Each line that includes the word "color" counts once; give the total and nothing more.

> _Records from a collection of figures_
•••••

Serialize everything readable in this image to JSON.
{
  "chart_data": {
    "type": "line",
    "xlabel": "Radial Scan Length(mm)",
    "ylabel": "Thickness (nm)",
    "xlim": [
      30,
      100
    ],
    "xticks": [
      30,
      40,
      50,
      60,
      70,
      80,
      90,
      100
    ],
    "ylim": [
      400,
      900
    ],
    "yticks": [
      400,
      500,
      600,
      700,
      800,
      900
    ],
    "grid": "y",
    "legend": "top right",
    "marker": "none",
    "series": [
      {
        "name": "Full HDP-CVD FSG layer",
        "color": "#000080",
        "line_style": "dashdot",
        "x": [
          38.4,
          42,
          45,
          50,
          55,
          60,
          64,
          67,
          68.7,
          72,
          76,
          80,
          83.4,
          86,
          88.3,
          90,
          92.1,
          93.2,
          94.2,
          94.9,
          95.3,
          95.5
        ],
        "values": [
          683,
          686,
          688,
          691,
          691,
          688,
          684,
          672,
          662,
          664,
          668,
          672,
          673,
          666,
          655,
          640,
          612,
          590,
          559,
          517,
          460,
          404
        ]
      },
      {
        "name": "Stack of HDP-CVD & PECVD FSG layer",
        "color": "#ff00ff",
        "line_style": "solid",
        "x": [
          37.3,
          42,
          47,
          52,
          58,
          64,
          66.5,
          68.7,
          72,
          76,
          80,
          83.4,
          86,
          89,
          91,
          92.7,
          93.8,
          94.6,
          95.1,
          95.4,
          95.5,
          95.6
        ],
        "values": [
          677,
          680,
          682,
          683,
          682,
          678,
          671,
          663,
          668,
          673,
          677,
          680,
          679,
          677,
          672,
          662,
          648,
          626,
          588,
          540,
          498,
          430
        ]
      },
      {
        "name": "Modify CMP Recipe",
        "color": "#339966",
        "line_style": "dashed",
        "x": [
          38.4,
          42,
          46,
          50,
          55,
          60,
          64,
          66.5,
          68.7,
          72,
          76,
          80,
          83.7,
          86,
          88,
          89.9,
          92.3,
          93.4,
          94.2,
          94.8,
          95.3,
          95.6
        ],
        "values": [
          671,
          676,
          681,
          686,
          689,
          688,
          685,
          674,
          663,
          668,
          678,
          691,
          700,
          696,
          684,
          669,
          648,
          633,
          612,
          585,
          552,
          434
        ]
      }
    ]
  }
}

•••••

> _SOLUTION FOR THIS EXERCISE_
3